START

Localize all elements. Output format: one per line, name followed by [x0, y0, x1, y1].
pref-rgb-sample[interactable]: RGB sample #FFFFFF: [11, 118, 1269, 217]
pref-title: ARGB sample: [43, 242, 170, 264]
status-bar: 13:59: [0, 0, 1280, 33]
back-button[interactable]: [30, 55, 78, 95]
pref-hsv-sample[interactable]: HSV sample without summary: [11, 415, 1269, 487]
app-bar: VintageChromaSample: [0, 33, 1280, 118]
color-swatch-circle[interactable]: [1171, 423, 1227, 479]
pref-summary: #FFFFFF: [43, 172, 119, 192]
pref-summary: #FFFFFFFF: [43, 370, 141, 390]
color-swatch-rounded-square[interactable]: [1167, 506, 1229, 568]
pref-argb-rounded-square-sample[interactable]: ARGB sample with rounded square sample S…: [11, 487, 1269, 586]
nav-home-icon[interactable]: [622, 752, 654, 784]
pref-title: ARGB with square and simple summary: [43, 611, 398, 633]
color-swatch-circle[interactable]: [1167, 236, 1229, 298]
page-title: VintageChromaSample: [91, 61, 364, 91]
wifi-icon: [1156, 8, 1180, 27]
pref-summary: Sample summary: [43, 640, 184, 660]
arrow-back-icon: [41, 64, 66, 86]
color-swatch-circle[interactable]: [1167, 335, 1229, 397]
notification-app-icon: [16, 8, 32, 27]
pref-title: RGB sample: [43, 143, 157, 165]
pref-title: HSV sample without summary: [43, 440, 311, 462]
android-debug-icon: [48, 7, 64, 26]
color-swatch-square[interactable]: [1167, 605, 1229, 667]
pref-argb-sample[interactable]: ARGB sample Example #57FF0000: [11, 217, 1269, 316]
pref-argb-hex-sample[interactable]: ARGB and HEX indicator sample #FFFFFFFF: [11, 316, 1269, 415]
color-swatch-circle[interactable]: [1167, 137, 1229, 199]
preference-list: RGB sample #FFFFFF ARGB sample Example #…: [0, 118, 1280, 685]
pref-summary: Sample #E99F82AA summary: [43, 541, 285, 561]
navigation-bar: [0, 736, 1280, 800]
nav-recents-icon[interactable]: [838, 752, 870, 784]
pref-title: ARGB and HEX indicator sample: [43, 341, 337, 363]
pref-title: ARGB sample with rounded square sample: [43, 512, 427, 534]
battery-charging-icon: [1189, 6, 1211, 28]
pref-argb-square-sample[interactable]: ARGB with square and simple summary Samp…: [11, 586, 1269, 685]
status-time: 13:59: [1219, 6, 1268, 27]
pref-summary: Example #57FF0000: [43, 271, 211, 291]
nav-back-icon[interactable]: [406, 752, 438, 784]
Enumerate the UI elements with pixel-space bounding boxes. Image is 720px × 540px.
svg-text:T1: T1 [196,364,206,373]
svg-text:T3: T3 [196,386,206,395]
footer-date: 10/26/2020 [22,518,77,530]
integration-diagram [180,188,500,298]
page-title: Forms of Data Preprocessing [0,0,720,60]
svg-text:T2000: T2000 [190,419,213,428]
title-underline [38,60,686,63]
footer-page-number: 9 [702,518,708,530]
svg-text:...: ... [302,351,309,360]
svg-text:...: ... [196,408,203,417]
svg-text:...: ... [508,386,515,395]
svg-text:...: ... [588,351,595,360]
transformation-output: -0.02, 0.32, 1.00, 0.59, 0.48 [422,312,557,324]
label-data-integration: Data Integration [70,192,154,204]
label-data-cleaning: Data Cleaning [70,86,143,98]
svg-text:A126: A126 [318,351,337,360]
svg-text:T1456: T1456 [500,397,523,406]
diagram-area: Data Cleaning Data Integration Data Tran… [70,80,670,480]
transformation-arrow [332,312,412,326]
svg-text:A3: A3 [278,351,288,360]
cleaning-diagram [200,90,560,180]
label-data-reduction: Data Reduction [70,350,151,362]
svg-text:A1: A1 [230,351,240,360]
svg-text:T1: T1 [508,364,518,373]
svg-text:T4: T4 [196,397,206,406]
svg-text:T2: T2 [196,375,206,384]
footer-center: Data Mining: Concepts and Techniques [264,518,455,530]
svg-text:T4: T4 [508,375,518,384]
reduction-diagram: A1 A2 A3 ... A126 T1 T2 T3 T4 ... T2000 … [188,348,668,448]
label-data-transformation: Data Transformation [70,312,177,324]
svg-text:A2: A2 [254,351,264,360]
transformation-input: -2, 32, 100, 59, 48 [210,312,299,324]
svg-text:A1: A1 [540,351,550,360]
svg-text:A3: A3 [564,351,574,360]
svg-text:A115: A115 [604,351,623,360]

END

▸ **INSTRUCTIONS FOR THE TASK**
Put every line of the records above into a JSON list of strings, one string per line, leaving out blank lines.

▸ **CORRECT RESPONSE**
[
  "Localize all elements. Output format: one per line, name followed by [x0, y0, x1, y1].",
  "pref-rgb-sample[interactable]: RGB sample #FFFFFF: [11, 118, 1269, 217]",
  "pref-title: ARGB sample: [43, 242, 170, 264]",
  "status-bar: 13:59: [0, 0, 1280, 33]",
  "back-button[interactable]: [30, 55, 78, 95]",
  "pref-hsv-sample[interactable]: HSV sample without summary: [11, 415, 1269, 487]",
  "app-bar: VintageChromaSample: [0, 33, 1280, 118]",
  "color-swatch-circle[interactable]: [1171, 423, 1227, 479]",
  "pref-summary: #FFFFFF: [43, 172, 119, 192]",
  "pref-summary: #FFFFFFFF: [43, 370, 141, 390]",
  "color-swatch-rounded-square[interactable]: [1167, 506, 1229, 568]",
  "pref-argb-rounded-square-sample[interactable]: ARGB sample with rounded square sample S…: [11, 487, 1269, 586]",
  "nav-home-icon[interactable]: [622, 752, 654, 784]",
  "pref-title: ARGB with square and simple summary: [43, 611, 398, 633]",
  "color-swatch-circle[interactable]: [1167, 236, 1229, 298]",
  "page-title: VintageChromaSample: [91, 61, 364, 91]",
  "wifi-icon: [1156, 8, 1180, 27]",
  "pref-summary: Sample summary: [43, 640, 184, 660]",
  "arrow-back-icon: [41, 64, 66, 86]",
  "color-swatch-circle[interactable]: [1167, 335, 1229, 397]",
  "notification-app-icon: [16, 8, 32, 27]",
  "pref-title: RGB sample: [43, 143, 157, 165]",
  "pref-title: HSV sample without summary: [43, 440, 311, 462]",
  "android-debug-icon: [48, 7, 64, 26]",
  "color-swatch-square[interactable]: [1167, 605, 1229, 667]",
  "pref-argb-sample[interactable]: ARGB sample Example #57FF0000: [11, 217, 1269, 316]",
  "pref-argb-hex-sample[interactable]: ARGB and HEX indicator sample #FFFFFFFF: [11, 316, 1269, 415]",
  "color-swatch-circle[interactable]: [1167, 137, 1229, 199]",
  "preference-list: RGB sample #FFFFFF ARGB sample Example #…: [0, 118, 1280, 685]",
  "pref-summary: Sample #E99F82AA summary: [43, 541, 285, 561]",
  "navigation-bar: [0, 736, 1280, 800]",
  "nav-recents-icon[interactable]: [838, 752, 870, 784]",
  "pref-title: ARGB and HEX indicator sample: [43, 341, 337, 363]",
  "pref-title: ARGB sample with rounded square sample: [43, 512, 427, 534]",
  "battery-charging-icon: [1189, 6, 1211, 28]",
  "pref-argb-square-sample[interactable]: ARGB with square and simple summary Samp…: [11, 586, 1269, 685]",
  "status-time: 13:59: [1219, 6, 1268, 27]",
  "pref-summary: Example #57FF0000: [43, 271, 211, 291]",
  "nav-back-icon[interactable]: [406, 752, 438, 784]",
  "Enumerate the UI elements with pixel-space bounding boxes. Image is 720px × 540px.",
  "svg-text:T1: T1 [196,364,206,373]",
  "svg-text:T3: T3 [196,386,206,395]",
  "footer-date: 10/26/2020 [22,518,77,530]",
  "integration-diagram [180,188,500,298]",
  "page-title: Forms of Data Preprocessing [0,0,720,60]",
  "svg-text:T2000: T2000 [190,419,213,428]",
  "title-underline [38,60,686,63]",
  "footer-page-number: 9 [702,518,708,530]",
  "svg-text:...: ... [302,351,309,360]",
  "svg-text:...: ... [196,408,203,417]",
  "svg-text:...: ... [508,386,515,395]",
  "svg-text:...: ... [588,351,595,360]",
  "transformation-output: -0.02, 0.32, 1.00, 0.59, 0.48 [422,312,557,324]",
  "label-data-integration: Data Integration [70,192,154,204]",
  "label-data-cleaning: Data Cleaning [70,86,143,98]",
  "svg-text:A126: A126 [318,351,337,360]",
  "svg-text:T1456: T1456 [500,397,523,406]",
  "diagram-area: Data Cleaning Data Integration Data Tran… [70,80,670,480]",
  "transformation-arrow [332,312,412,326]",
  "svg-text:A3: A3 [278,351,288,360]",
  "cleaning-diagram [200,90,560,180]",
  "label-data-reduction: Data Reduction [70,350,151,362]",
  "svg-text:A1: A1 [230,351,240,360]",
  "svg-text:T1: T1 [508,364,518,373]",
  "svg-text:T4: T4 [196,397,206,406]",
  "svg-text:T2: T2 [196,375,206,384]",
  "footer-center: Data Mining: Concepts and Techniques [264,518,455,530]",
  "svg-text:T4: T4 [508,375,518,384]",
  "reduction-diagram: A1 A2 A3 ... A126 T1 T2 T3 T4 ... T2000 … [188,348,668,448]",
  "label-data-transformation: Data Transformation [70,312,177,324]",
  "svg-text:A2: A2 [254,351,264,360]",
  "transformation-input: -2, 32, 100, 59, 48 [210,312,299,324]",
  "svg-text:A1: A1 [540,351,550,360]",
  "svg-text:A3: A3 [564,351,574,360]",
  "svg-text:A115: A115 [604,351,623,360]"
]